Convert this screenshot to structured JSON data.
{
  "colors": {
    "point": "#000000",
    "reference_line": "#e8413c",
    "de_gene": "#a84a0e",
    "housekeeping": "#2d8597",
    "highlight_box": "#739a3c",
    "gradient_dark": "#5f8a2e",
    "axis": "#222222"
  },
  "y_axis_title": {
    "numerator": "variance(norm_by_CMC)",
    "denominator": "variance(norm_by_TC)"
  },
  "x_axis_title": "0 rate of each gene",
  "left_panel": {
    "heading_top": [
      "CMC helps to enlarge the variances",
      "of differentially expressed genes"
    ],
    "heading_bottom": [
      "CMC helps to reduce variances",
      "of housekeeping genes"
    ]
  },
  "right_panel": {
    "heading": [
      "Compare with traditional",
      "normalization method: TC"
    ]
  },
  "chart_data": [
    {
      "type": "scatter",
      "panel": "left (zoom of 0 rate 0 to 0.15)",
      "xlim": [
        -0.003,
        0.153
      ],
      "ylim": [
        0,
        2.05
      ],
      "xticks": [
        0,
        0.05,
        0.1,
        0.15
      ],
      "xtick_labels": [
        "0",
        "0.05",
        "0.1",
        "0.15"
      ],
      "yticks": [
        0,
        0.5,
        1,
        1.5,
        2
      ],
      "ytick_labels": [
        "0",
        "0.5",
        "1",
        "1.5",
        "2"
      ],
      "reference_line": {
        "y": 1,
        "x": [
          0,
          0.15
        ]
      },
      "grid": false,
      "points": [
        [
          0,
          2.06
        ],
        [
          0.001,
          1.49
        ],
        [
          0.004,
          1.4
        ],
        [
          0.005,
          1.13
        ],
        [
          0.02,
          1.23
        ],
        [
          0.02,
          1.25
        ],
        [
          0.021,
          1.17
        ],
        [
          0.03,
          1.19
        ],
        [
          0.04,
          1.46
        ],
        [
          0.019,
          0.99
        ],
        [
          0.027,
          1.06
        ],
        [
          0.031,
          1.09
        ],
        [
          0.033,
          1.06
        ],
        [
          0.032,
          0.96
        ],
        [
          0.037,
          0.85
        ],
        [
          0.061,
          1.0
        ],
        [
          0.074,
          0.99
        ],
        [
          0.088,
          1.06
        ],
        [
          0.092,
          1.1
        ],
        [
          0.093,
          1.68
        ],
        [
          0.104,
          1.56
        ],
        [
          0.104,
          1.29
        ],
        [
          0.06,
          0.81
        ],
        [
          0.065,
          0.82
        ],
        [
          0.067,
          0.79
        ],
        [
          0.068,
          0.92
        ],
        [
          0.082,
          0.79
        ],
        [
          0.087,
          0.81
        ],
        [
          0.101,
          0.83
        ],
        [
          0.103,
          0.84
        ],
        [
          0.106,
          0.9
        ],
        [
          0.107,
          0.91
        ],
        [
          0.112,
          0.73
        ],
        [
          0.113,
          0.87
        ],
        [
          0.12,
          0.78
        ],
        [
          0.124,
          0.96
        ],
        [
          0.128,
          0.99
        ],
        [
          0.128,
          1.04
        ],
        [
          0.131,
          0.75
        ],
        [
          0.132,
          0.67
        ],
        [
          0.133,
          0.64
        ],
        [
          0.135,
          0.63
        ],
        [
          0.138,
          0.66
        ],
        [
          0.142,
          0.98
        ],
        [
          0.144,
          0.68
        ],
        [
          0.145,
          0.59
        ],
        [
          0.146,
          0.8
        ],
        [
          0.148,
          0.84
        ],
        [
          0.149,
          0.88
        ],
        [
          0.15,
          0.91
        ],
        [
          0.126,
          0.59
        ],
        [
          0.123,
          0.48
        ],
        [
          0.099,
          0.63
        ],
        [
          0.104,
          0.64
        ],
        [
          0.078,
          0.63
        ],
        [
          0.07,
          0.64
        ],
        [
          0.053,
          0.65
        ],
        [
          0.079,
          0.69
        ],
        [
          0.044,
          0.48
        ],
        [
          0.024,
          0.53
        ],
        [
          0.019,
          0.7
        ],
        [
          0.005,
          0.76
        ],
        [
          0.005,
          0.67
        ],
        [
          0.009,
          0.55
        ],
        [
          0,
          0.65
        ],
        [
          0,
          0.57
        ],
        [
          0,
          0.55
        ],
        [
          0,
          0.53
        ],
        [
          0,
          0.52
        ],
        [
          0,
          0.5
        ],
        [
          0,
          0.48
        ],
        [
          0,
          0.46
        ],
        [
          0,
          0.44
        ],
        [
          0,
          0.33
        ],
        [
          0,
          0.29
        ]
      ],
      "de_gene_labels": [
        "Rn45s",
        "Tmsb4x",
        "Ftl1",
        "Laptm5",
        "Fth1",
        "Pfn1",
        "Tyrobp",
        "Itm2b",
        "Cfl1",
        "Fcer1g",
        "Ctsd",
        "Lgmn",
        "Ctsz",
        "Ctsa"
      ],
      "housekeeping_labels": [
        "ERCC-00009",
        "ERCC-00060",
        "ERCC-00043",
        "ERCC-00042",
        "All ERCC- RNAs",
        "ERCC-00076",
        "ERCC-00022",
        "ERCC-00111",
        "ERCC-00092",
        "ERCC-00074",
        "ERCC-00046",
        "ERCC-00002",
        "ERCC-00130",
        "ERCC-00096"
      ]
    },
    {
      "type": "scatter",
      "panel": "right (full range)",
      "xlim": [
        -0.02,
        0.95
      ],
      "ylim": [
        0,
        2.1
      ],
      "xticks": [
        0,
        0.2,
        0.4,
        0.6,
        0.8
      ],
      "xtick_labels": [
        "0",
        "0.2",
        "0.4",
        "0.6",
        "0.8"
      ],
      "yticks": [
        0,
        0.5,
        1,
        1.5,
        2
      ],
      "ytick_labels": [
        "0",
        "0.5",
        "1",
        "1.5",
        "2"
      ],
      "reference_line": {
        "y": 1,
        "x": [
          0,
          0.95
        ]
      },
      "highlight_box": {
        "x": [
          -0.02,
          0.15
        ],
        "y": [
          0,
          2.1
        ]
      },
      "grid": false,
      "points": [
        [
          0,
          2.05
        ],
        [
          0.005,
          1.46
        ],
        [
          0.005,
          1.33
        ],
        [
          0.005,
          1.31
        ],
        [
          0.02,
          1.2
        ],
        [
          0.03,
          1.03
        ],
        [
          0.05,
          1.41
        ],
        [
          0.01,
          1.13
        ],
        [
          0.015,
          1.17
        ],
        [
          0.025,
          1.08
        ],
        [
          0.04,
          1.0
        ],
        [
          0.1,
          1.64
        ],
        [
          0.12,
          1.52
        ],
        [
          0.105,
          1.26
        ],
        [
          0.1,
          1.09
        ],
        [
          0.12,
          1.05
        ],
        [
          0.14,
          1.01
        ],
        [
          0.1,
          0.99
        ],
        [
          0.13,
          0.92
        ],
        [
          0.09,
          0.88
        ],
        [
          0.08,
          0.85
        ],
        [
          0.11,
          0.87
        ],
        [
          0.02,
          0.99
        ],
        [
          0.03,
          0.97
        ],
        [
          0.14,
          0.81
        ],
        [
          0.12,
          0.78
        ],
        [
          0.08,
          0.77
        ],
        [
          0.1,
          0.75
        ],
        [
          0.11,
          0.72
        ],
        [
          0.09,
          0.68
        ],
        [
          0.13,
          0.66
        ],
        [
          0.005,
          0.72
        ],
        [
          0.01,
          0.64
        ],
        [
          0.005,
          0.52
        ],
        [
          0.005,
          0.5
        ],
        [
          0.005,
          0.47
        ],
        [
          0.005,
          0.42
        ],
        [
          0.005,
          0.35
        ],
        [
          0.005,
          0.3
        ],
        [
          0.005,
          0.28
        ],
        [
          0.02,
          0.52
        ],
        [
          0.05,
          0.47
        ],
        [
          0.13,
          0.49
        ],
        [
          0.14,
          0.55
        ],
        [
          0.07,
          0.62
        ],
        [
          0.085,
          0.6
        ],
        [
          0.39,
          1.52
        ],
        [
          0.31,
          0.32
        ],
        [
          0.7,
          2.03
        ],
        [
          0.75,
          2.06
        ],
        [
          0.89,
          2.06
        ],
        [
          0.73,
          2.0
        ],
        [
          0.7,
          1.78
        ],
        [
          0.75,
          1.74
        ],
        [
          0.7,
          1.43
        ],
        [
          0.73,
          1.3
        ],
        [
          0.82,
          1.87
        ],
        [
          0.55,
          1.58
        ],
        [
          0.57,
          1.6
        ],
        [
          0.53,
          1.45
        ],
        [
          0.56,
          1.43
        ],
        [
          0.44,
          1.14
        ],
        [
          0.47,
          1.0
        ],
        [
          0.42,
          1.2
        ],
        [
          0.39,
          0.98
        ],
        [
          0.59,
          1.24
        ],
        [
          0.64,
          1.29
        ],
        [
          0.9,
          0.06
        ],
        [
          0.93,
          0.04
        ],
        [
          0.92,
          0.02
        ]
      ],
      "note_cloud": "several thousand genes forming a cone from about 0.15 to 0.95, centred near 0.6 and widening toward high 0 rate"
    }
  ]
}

* [What the task asks]
Copy out each line of the entries above that holds "genes".

* [Task answer]
      "of differentially expressed genes"
      "of housekeeping genes"
      "note_cloud": "several thousand genes forming a cone from about 0.15 to 0.95, centred near 0.6 and widening toward high 0 rate"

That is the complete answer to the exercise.